↓

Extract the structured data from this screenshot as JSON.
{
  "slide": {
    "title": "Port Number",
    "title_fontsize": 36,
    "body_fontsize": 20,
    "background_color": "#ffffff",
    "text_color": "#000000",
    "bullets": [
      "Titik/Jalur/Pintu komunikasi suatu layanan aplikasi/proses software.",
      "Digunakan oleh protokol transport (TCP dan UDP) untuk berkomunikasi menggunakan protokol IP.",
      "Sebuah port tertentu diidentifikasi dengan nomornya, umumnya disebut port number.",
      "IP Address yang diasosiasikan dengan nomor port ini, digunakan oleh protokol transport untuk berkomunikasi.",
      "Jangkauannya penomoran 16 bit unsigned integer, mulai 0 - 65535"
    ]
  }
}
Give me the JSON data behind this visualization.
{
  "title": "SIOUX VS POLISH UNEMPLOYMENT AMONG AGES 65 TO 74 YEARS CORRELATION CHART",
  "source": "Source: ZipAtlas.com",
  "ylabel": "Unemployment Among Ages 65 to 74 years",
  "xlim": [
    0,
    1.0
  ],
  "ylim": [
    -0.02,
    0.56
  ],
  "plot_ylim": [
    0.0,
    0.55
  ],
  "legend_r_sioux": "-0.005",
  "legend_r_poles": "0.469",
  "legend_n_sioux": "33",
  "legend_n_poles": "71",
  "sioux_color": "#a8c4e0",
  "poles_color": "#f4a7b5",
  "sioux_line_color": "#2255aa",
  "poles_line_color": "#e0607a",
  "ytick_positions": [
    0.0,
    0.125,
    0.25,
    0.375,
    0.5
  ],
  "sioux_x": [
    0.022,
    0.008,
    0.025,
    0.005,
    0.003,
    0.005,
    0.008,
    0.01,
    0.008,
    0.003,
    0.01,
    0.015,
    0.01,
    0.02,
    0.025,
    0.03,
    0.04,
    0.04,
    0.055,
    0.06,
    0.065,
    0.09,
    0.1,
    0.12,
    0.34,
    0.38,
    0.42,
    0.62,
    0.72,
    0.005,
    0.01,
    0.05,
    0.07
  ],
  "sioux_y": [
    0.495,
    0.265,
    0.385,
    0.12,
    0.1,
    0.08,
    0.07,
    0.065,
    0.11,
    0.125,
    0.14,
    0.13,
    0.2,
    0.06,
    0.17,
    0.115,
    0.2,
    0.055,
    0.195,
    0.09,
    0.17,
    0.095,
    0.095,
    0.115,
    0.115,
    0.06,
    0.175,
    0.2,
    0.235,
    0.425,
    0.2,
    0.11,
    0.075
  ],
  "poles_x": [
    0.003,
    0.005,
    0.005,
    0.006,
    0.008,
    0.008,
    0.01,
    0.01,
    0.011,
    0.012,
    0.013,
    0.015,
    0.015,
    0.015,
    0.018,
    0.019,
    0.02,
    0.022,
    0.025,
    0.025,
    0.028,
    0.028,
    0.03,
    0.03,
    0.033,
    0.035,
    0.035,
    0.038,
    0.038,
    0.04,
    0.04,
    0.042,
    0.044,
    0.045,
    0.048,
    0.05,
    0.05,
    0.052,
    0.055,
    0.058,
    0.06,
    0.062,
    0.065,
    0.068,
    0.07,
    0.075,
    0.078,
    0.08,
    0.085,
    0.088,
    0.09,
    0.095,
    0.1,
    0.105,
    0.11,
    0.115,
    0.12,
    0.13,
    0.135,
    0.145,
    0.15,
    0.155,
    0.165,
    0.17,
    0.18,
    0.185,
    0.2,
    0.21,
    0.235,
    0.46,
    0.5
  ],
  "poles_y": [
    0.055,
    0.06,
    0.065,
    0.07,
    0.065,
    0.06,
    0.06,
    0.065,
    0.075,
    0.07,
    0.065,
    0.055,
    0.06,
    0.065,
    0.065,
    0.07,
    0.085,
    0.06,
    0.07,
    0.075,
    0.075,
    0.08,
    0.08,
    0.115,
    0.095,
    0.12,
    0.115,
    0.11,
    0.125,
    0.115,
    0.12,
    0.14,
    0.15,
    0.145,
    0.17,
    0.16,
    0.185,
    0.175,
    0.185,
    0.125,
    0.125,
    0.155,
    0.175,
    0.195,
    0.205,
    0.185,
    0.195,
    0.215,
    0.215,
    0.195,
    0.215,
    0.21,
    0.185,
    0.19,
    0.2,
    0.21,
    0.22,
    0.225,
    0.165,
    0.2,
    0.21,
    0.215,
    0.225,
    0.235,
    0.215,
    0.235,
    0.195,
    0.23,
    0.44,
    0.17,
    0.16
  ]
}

↑

What to work on:
Please repeat all the records above exactly as they appear.

The response:
Extract the structured data from this screenshot as JSON.
{
  "slide": {
    "title": "Port Number",
    "title_fontsize": 36,
    "body_fontsize": 20,
    "background_color": "#ffffff",
    "text_color": "#000000",
    "bullets": [
      "Titik/Jalur/Pintu komunikasi suatu layanan aplikasi/proses software.",
      "Digunakan oleh protokol transport (TCP dan UDP) untuk berkomunikasi menggunakan protokol IP.",
      "Sebuah port tertentu diidentifikasi dengan nomornya, umumnya disebut port number.",
      "IP Address yang diasosiasikan dengan nomor port ini, digunakan oleh protokol transport untuk berkomunikasi.",
      "Jangkauannya penomoran 16 bit unsigned integer, mulai 0 - 65535"
    ]
  }
}
Give me the JSON data behind this visualization.
{
  "title": "SIOUX VS POLISH UNEMPLOYMENT AMONG AGES 65 TO 74 YEARS CORRELATION CHART",
  "source": "Source: ZipAtlas.com",
  "ylabel": "Unemployment Among Ages 65 to 74 years",
  "xlim": [
    0,
    1.0
  ],
  "ylim": [
    -0.02,
    0.56
  ],
  "plot_ylim": [
    0.0,
    0.55
  ],
  "legend_r_sioux": "-0.005",
  "legend_r_poles": "0.469",
  "legend_n_sioux": "33",
  "legend_n_poles": "71",
  "sioux_color": "#a8c4e0",
  "poles_color": "#f4a7b5",
  "sioux_line_color": "#2255aa",
  "poles_line_color": "#e0607a",
  "ytick_positions": [
    0.0,
    0.125,
    0.25,
    0.375,
    0.5
  ],
  "sioux_x": [
    0.022,
    0.008,
    0.025,
    0.005,
    0.003,
    0.005,
    0.008,
    0.01,
    0.008,
    0.003,
    0.01,
    0.015,
    0.01,
    0.02,
    0.025,
    0.03,
    0.04,
    0.04,
    0.055,
    0.06,
    0.065,
    0.09,
    0.1,
    0.12,
    0.34,
    0.38,
    0.42,
    0.62,
    0.72,
    0.005,
    0.01,
    0.05,
    0.07
  ],
  "sioux_y": [
    0.495,
    0.265,
    0.385,
    0.12,
    0.1,
    0.08,
    0.07,
    0.065,
    0.11,
    0.125,
    0.14,
    0.13,
    0.2,
    0.06,
    0.17,
    0.115,
    0.2,
    0.055,
    0.195,
    0.09,
    0.17,
    0.095,
    0.095,
    0.115,
    0.115,
    0.06,
    0.175,
    0.2,
    0.235,
    0.425,
    0.2,
    0.11,
    0.075
  ],
  "poles_x": [
    0.003,
    0.005,
    0.005,
    0.006,
    0.008,
    0.008,
    0.01,
    0.01,
    0.011,
    0.012,
    0.013,
    0.015,
    0.015,
    0.015,
    0.018,
    0.019,
    0.02,
    0.022,
    0.025,
    0.025,
    0.028,
    0.028,
    0.03,
    0.03,
    0.033,
    0.035,
    0.035,
    0.038,
    0.038,
    0.04,
    0.04,
    0.042,
    0.044,
    0.045,
    0.048,
    0.05,
    0.05,
    0.052,
    0.055,
    0.058,
    0.06,
    0.062,
    0.065,
    0.068,
    0.07,
    0.075,
    0.078,
    0.08,
    0.085,
    0.088,
    0.09,
    0.095,
    0.1,
    0.105,
    0.11,
    0.115,
    0.12,
    0.13,
    0.135,
    0.145,
    0.15,
    0.155,
    0.165,
    0.17,
    0.18,
    0.185,
    0.2,
    0.21,
    0.235,
    0.46,
    0.5
  ],
  "poles_y": [
    0.055,
    0.06,
    0.065,
    0.07,
    0.065,
    0.06,
    0.06,
    0.065,
    0.075,
    0.07,
    0.065,
    0.055,
    0.06,
    0.065,
    0.065,
    0.07,
    0.085,
    0.06,
    0.07,
    0.075,
    0.075,
    0.08,
    0.08,
    0.115,
    0.095,
    0.12,
    0.115,
    0.11,
    0.125,
    0.115,
    0.12,
    0.14,
    0.15,
    0.145,
    0.17,
    0.16,
    0.185,
    0.175,
    0.185,
    0.125,
    0.125,
    0.155,
    0.175,
    0.195,
    0.205,
    0.185,
    0.195,
    0.215,
    0.215,
    0.195,
    0.215,
    0.21,
    0.185,
    0.19,
    0.2,
    0.21,
    0.22,
    0.225,
    0.165,
    0.2,
    0.21,
    0.215,
    0.225,
    0.235,
    0.215,
    0.235,
    0.195,
    0.23,
    0.44,
    0.17,
    0.16
  ]
}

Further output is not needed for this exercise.